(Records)
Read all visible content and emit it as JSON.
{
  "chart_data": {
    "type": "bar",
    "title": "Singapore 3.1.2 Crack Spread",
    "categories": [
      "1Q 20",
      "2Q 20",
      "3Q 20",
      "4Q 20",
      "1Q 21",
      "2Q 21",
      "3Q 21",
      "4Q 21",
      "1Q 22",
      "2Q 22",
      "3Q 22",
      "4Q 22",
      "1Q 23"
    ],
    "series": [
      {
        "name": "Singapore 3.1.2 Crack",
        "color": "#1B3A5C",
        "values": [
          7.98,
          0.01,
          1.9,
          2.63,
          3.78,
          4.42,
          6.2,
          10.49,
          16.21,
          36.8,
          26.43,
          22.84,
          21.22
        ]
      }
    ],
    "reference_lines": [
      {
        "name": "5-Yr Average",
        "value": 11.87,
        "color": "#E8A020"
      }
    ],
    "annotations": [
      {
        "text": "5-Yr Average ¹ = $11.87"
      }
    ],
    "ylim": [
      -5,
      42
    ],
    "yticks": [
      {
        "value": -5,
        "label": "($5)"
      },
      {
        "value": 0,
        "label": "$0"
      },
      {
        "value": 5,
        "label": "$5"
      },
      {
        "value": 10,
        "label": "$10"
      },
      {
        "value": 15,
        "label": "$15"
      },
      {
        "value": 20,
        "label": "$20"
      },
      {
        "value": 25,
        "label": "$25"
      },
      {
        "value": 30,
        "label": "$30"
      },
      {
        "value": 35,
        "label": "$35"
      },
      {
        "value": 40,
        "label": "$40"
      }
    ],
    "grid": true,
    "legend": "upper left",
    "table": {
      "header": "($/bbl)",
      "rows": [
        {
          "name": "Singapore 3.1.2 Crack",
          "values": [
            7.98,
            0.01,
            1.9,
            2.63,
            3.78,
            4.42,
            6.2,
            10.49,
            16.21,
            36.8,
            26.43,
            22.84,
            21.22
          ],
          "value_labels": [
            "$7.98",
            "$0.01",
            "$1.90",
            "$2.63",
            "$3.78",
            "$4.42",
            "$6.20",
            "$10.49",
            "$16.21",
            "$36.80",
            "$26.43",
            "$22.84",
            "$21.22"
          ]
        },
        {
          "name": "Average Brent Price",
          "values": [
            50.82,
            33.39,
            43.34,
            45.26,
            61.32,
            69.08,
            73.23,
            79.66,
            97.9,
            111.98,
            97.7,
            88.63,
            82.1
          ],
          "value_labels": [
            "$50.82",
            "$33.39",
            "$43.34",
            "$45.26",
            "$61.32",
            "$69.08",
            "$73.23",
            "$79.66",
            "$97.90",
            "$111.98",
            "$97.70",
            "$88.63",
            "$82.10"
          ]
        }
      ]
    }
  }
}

• **YOUR TASK**:
Gather and copy every line of the data in which the string "Singapore" is found.

• **EXPECTED OUTPUT**:
    "title": "Singapore 3.1.2 Crack Spread",
        "name": "Singapore 3.1.2 Crack",
          "name": "Singapore 3.1.2 Crack",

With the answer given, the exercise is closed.